The entries below contain pictures. Retype everything except those pictures, exactly as given.

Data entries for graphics
------------------------------------

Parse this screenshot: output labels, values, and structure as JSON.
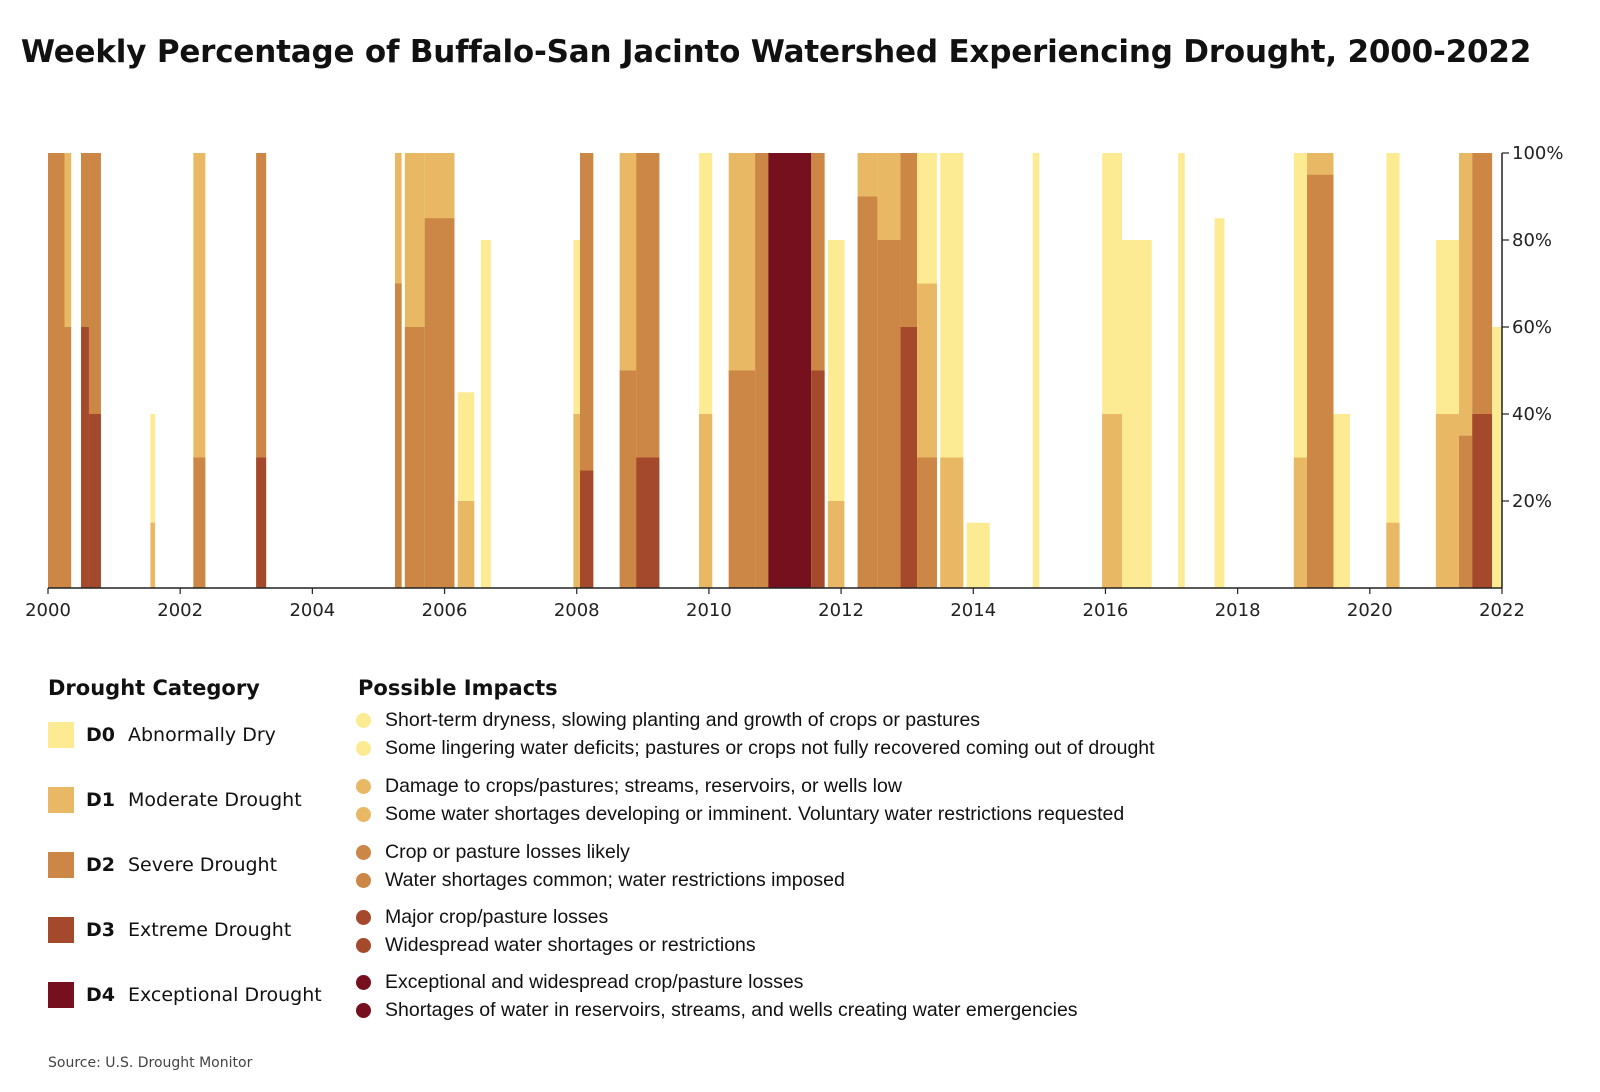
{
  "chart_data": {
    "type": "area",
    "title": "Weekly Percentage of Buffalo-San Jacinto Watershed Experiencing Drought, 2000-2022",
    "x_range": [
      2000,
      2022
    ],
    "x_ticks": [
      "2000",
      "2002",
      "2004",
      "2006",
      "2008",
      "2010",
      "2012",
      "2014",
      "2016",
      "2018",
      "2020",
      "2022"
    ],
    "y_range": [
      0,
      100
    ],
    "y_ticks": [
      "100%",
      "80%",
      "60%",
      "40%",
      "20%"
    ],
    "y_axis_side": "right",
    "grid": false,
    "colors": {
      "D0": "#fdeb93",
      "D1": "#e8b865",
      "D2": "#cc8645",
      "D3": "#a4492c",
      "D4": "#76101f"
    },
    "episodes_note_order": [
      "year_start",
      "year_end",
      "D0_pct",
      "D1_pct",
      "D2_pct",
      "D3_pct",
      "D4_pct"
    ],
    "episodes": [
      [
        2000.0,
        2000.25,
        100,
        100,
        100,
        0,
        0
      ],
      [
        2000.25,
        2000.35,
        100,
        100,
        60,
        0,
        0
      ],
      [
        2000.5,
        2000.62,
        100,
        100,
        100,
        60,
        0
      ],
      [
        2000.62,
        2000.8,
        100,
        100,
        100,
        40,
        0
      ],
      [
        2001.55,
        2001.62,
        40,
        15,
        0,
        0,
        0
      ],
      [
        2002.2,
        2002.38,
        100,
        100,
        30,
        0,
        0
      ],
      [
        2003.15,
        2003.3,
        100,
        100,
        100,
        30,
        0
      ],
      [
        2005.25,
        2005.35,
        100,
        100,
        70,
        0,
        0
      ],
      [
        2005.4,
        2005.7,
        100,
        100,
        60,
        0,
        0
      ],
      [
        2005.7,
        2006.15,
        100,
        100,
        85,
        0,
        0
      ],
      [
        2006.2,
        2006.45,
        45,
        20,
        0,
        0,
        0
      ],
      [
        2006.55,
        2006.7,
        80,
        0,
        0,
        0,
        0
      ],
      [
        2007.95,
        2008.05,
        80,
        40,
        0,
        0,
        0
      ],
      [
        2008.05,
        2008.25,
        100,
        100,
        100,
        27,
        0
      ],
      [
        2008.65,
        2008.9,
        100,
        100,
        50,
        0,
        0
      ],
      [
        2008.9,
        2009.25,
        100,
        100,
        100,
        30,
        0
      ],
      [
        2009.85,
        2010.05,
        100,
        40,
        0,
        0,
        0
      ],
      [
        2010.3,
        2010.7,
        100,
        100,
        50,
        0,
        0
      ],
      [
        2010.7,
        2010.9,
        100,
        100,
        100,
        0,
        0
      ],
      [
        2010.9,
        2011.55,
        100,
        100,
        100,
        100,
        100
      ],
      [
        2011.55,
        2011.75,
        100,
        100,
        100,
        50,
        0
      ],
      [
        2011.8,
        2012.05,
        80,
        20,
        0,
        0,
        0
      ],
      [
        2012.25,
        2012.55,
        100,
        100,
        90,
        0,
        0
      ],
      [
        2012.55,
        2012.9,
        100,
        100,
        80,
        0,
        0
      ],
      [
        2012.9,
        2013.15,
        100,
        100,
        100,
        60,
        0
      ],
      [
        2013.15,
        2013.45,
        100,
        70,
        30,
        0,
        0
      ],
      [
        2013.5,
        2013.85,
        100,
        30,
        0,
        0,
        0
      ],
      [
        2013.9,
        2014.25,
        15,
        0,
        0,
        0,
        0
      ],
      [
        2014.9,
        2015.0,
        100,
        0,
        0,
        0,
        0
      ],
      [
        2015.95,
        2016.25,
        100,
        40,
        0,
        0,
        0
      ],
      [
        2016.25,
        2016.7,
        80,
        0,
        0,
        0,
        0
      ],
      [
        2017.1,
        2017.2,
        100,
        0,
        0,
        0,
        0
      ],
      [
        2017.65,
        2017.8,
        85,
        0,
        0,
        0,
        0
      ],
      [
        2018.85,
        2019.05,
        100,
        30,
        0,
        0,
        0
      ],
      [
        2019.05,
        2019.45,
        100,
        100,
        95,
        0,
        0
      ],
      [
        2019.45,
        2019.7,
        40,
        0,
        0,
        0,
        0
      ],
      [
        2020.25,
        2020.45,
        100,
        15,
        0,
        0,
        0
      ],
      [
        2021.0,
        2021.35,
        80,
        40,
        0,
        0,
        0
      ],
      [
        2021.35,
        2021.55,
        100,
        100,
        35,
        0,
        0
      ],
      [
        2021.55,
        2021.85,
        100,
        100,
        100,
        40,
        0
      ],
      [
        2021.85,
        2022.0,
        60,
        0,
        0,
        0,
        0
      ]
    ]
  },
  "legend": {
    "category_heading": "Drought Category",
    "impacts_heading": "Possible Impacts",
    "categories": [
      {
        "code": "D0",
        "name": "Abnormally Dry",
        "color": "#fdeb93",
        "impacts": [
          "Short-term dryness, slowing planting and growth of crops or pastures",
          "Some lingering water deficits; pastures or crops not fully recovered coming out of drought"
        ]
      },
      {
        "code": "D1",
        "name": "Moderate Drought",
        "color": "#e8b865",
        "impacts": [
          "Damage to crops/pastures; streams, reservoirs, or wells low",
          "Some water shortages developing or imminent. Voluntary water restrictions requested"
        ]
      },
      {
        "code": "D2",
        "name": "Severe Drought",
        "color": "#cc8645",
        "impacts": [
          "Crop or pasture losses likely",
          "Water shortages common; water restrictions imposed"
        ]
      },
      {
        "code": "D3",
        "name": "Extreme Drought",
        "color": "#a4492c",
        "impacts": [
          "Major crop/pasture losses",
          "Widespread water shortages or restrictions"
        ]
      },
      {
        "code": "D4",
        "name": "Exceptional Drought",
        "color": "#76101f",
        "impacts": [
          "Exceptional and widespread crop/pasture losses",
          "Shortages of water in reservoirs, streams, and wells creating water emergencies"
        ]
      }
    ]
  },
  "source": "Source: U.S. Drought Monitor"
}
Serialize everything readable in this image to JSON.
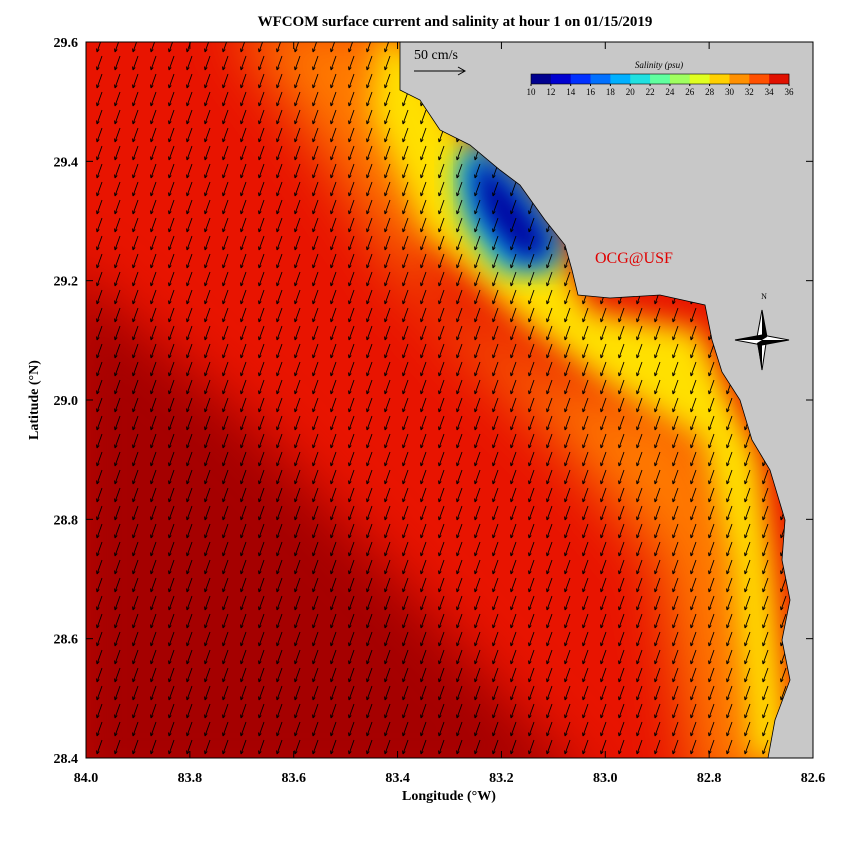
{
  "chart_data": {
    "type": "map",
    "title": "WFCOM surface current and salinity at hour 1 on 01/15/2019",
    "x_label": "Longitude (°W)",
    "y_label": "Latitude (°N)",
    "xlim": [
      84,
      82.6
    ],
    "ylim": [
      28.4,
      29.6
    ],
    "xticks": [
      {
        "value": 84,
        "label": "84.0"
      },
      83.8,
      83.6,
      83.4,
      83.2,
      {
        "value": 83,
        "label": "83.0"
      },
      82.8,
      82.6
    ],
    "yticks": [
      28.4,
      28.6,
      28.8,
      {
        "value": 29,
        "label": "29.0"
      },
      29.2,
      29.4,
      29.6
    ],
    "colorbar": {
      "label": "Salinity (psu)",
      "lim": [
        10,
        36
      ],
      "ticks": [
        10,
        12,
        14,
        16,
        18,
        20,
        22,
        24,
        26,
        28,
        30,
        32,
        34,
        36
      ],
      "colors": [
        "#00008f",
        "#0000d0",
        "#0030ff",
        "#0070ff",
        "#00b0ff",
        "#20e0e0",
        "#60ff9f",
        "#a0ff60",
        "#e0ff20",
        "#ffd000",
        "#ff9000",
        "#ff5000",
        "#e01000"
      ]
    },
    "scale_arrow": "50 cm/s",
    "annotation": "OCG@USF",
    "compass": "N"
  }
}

------------------------------------

- **EXERCISE OUTPUT**
Parse this screenshot: output labels, values, and structure as JSON.
{
  "chart_data": {
    "type": "area",
    "title": "Weekly Percentage of Buffalo-San Jacinto Watershed Experiencing Drought, 2000-2022",
    "x_range": [
      2000,
      2022
    ],
    "x_ticks": [
      "2000",
      "2002",
      "2004",
      "2006",
      "2008",
      "2010",
      "2012",
      "2014",
      "2016",
      "2018",
      "2020",
      "2022"
    ],
    "y_range": [
      0,
      100
    ],
    "y_ticks": [
      "100%",
      "80%",
      "60%",
      "40%",
      "20%"
    ],
    "y_axis_side": "right",
    "grid": false,
    "colors": {
      "D0": "#fdeb93",
      "D1": "#e8b865",
      "D2": "#cc8645",
      "D3": "#a4492c",
      "D4": "#76101f"
    },
    "episodes_note_order": [
      "year_start",
      "year_end",
      "D0_pct",
      "D1_pct",
      "D2_pct",
      "D3_pct",
      "D4_pct"
    ],
    "episodes": [
      [
        2000.0,
        2000.25,
        100,
        100,
        100,
        0,
        0
      ],
      [
        2000.25,
        2000.35,
        100,
        100,
        60,
        0,
        0
      ],
      [
        2000.5,
        2000.62,
        100,
        100,
        100,
        60,
        0
      ],
      [
        2000.62,
        2000.8,
        100,
        100,
        100,
        40,
        0
      ],
      [
        2001.55,
        2001.62,
        40,
        15,
        0,
        0,
        0
      ],
      [
        2002.2,
        2002.38,
        100,
        100,
        30,
        0,
        0
      ],
      [
        2003.15,
        2003.3,
        100,
        100,
        100,
        30,
        0
      ],
      [
        2005.25,
        2005.35,
        100,
        100,
        70,
        0,
        0
      ],
      [
        2005.4,
        2005.7,
        100,
        100,
        60,
        0,
        0
      ],
      [
        2005.7,
        2006.15,
        100,
        100,
        85,
        0,
        0
      ],
      [
        2006.2,
        2006.45,
        45,
        20,
        0,
        0,
        0
      ],
      [
        2006.55,
        2006.7,
        80,
        0,
        0,
        0,
        0
      ],
      [
        2007.95,
        2008.05,
        80,
        40,
        0,
        0,
        0
      ],
      [
        2008.05,
        2008.25,
        100,
        100,
        100,
        27,
        0
      ],
      [
        2008.65,
        2008.9,
        100,
        100,
        50,
        0,
        0
      ],
      [
        2008.9,
        2009.25,
        100,
        100,
        100,
        30,
        0
      ],
      [
        2009.85,
        2010.05,
        100,
        40,
        0,
        0,
        0
      ],
      [
        2010.3,
        2010.7,
        100,
        100,
        50,
        0,
        0
      ],
      [
        2010.7,
        2010.9,
        100,
        100,
        100,
        0,
        0
      ],
      [
        2010.9,
        2011.55,
        100,
        100,
        100,
        100,
        100
      ],
      [
        2011.55,
        2011.75,
        100,
        100,
        100,
        50,
        0
      ],
      [
        2011.8,
        2012.05,
        80,
        20,
        0,
        0,
        0
      ],
      [
        2012.25,
        2012.55,
        100,
        100,
        90,
        0,
        0
      ],
      [
        2012.55,
        2012.9,
        100,
        100,
        80,
        0,
        0
      ],
      [
        2012.9,
        2013.15,
        100,
        100,
        100,
        60,
        0
      ],
      [
        2013.15,
        2013.45,
        100,
        70,
        30,
        0,
        0
      ],
      [
        2013.5,
        2013.85,
        100,
        30,
        0,
        0,
        0
      ],
      [
        2013.9,
        2014.25,
        15,
        0,
        0,
        0,
        0
      ],
      [
        2014.9,
        2015.0,
        100,
        0,
        0,
        0,
        0
      ],
      [
        2015.95,
        2016.25,
        100,
        40,
        0,
        0,
        0
      ],
      [
        2016.25,
        2016.7,
        80,
        0,
        0,
        0,
        0
      ],
      [
        2017.1,
        2017.2,
        100,
        0,
        0,
        0,
        0
      ],
      [
        2017.65,
        2017.8,
        85,
        0,
        0,
        0,
        0
      ],
      [
        2018.85,
        2019.05,
        100,
        30,
        0,
        0,
        0
      ],
      [
        2019.05,
        2019.45,
        100,
        100,
        95,
        0,
        0
      ],
      [
        2019.45,
        2019.7,
        40,
        0,
        0,
        0,
        0
      ],
      [
        2020.25,
        2020.45,
        100,
        15,
        0,
        0,
        0
      ],
      [
        2021.0,
        2021.35,
        80,
        40,
        0,
        0,
        0
      ],
      [
        2021.35,
        2021.55,
        100,
        100,
        35,
        0,
        0
      ],
      [
        2021.55,
        2021.85,
        100,
        100,
        100,
        40,
        0
      ],
      [
        2021.85,
        2022.0,
        60,
        0,
        0,
        0,
        0
      ]
    ]
  },
  "legend": {
    "category_heading": "Drought Category",
    "impacts_heading": "Possible Impacts",
    "categories": [
      {
        "code": "D0",
        "name": "Abnormally Dry",
        "color": "#fdeb93",
        "impacts": [
          "Short-term dryness, slowing planting and growth of crops or pastures",
          "Some lingering water deficits; pastures or crops not fully recovered coming out of drought"
        ]
      },
      {
        "code": "D1",
        "name": "Moderate Drought",
        "color": "#e8b865",
        "impacts": [
          "Damage to crops/pastures; streams, reservoirs, or wells low",
          "Some water shortages developing or imminent. Voluntary water restrictions requested"
        ]
      },
      {
        "code": "D2",
        "name": "Severe Drought",
        "color": "#cc8645",
        "impacts": [
          "Crop or pasture losses likely",
          "Water shortages common; water restrictions imposed"
        ]
      },
      {
        "code": "D3",
        "name": "Extreme Drought",
        "color": "#a4492c",
        "impacts": [
          "Major crop/pasture losses",
          "Widespread water shortages or restrictions"
        ]
      },
      {
        "code": "D4",
        "name": "Exceptional Drought",
        "color": "#76101f",
        "impacts": [
          "Exceptional and widespread crop/pasture losses",
          "Shortages of water in reservoirs, streams, and wells creating water emergencies"
        ]
      }
    ]
  },
  "source": "Source: U.S. Drought Monitor"
}
Serialize everything readable in this image to JSON.
{
  "chart_data": {
    "type": "map",
    "title": "WFCOM surface current and salinity at hour 1 on 01/15/2019",
    "x_label": "Longitude (°W)",
    "y_label": "Latitude (°N)",
    "xlim": [
      84,
      82.6
    ],
    "ylim": [
      28.4,
      29.6
    ],
    "xticks": [
      {
        "value": 84,
        "label": "84.0"
      },
      83.8,
      83.6,
      83.4,
      83.2,
      {
        "value": 83,
        "label": "83.0"
      },
      82.8,
      82.6
    ],
    "yticks": [
      28.4,
      28.6,
      28.8,
      {
        "value": 29,
        "label": "29.0"
      },
      29.2,
      29.4,
      29.6
    ],
    "colorbar": {
      "label": "Salinity (psu)",
      "lim": [
        10,
        36
      ],
      "ticks": [
        10,
        12,
        14,
        16,
        18,
        20,
        22,
        24,
        26,
        28,
        30,
        32,
        34,
        36
      ],
      "colors": [
        "#00008f",
        "#0000d0",
        "#0030ff",
        "#0070ff",
        "#00b0ff",
        "#20e0e0",
        "#60ff9f",
        "#a0ff60",
        "#e0ff20",
        "#ffd000",
        "#ff9000",
        "#ff5000",
        "#e01000"
      ]
    },
    "scale_arrow": "50 cm/s",
    "annotation": "OCG@USF",
    "compass": "N"
  }
}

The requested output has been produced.